> WHAT TO WORK ON
Reproduce the lines of the data below word for word, starting at the first line of the data and ending with the line that contains "scrollbar-thumb[interactable] xyxy=(1199,110,1208,614)".

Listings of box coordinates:
━━━━━━━━━━

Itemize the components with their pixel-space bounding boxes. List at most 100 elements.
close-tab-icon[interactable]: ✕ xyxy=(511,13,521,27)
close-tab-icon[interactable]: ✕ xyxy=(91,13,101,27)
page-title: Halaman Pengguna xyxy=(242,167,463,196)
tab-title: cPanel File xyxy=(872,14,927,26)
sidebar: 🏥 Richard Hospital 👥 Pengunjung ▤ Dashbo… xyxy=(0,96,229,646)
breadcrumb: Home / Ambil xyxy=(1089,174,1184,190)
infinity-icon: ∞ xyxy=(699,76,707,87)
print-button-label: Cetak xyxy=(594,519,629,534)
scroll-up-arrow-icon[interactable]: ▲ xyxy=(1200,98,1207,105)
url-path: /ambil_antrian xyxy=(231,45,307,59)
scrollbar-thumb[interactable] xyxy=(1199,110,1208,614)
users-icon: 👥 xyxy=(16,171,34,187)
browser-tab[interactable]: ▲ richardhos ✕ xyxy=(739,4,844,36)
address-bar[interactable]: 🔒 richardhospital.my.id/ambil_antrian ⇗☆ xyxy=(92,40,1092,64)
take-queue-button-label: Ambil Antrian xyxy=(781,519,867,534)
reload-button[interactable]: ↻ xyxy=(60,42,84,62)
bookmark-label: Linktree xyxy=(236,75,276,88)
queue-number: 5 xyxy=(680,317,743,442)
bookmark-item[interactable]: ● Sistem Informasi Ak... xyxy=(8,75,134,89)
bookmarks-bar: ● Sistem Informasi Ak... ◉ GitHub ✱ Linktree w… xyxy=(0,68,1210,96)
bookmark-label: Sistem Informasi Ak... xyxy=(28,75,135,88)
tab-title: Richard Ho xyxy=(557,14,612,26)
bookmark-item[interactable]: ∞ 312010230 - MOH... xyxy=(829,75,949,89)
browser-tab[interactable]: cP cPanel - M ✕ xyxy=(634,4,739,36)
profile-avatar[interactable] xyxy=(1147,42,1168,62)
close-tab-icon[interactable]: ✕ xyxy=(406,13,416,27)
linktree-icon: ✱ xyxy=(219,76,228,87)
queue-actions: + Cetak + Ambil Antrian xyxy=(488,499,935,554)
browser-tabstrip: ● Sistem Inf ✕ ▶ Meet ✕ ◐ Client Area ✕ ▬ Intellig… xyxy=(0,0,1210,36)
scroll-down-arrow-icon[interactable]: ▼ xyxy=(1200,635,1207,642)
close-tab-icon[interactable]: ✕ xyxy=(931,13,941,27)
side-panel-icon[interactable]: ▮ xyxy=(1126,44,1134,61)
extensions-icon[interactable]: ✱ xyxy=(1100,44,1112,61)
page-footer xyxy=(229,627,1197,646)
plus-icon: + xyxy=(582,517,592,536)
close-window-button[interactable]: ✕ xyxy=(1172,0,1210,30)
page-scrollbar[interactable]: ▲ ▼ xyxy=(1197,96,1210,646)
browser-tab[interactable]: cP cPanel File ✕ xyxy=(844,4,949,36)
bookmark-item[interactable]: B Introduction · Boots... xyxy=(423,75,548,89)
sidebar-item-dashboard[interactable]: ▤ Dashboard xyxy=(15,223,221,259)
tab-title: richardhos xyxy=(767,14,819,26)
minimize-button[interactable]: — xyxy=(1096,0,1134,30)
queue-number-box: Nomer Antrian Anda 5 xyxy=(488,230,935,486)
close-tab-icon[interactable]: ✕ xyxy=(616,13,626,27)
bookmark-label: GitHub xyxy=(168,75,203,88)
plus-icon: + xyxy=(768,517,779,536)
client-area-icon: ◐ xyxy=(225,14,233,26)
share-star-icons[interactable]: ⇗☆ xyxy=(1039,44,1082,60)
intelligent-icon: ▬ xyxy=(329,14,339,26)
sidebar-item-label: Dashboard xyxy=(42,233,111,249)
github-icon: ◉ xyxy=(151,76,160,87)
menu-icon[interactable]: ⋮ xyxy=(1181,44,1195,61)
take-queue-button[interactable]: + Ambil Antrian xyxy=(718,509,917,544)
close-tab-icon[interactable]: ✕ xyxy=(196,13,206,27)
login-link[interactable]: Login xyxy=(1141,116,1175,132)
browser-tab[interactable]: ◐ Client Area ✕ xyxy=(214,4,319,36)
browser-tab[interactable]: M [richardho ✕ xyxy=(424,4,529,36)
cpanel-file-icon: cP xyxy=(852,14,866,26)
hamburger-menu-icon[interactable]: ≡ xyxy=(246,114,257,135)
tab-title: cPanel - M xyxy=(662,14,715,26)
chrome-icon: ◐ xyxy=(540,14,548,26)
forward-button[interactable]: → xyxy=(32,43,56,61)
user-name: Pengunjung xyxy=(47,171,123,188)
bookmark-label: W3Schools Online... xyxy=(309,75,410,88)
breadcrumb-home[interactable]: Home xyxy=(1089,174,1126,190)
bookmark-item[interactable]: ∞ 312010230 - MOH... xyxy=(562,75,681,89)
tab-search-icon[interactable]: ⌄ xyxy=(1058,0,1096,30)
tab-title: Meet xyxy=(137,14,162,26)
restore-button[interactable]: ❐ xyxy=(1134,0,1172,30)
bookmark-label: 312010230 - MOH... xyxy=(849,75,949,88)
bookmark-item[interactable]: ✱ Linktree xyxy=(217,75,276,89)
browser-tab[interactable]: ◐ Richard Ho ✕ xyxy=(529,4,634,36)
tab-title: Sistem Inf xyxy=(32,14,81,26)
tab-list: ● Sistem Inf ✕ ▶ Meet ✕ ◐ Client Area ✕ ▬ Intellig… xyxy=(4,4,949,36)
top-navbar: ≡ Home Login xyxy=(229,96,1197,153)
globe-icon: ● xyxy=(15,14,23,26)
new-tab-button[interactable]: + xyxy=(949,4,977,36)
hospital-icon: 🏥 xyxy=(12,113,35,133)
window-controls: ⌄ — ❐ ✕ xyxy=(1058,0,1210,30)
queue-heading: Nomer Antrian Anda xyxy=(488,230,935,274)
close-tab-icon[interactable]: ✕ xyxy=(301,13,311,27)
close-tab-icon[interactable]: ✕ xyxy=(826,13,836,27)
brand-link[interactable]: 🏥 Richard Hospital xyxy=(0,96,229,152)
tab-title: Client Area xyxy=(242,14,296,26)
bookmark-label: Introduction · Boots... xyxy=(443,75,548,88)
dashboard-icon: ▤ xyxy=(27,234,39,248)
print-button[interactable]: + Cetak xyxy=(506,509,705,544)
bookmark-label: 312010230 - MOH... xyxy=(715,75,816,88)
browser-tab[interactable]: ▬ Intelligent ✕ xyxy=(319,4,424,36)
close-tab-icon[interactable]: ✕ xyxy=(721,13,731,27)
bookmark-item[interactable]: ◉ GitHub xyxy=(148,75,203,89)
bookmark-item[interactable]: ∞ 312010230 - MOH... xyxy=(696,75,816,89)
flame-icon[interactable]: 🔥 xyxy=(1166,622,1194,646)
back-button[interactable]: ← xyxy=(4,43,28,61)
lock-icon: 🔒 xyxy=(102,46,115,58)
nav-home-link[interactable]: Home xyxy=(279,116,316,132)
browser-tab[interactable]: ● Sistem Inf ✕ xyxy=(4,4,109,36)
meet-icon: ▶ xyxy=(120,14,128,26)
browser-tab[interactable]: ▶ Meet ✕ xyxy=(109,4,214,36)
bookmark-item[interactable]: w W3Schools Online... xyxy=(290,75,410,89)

━━━━━━━━━━

> WRITTEN RESPONSE
Itemize the components with their pixel-space bounding boxes. List at most 100 elements.
close-tab-icon[interactable]: ✕ xyxy=(511,13,521,27)
close-tab-icon[interactable]: ✕ xyxy=(91,13,101,27)
page-title: Halaman Pengguna xyxy=(242,167,463,196)
tab-title: cPanel File xyxy=(872,14,927,26)
sidebar: 🏥 Richard Hospital 👥 Pengunjung ▤ Dashbo… xyxy=(0,96,229,646)
breadcrumb: Home / Ambil xyxy=(1089,174,1184,190)
infinity-icon: ∞ xyxy=(699,76,707,87)
print-button-label: Cetak xyxy=(594,519,629,534)
scroll-up-arrow-icon[interactable]: ▲ xyxy=(1200,98,1207,105)
url-path: /ambil_antrian xyxy=(231,45,307,59)
scrollbar-thumb[interactable] xyxy=(1199,110,1208,614)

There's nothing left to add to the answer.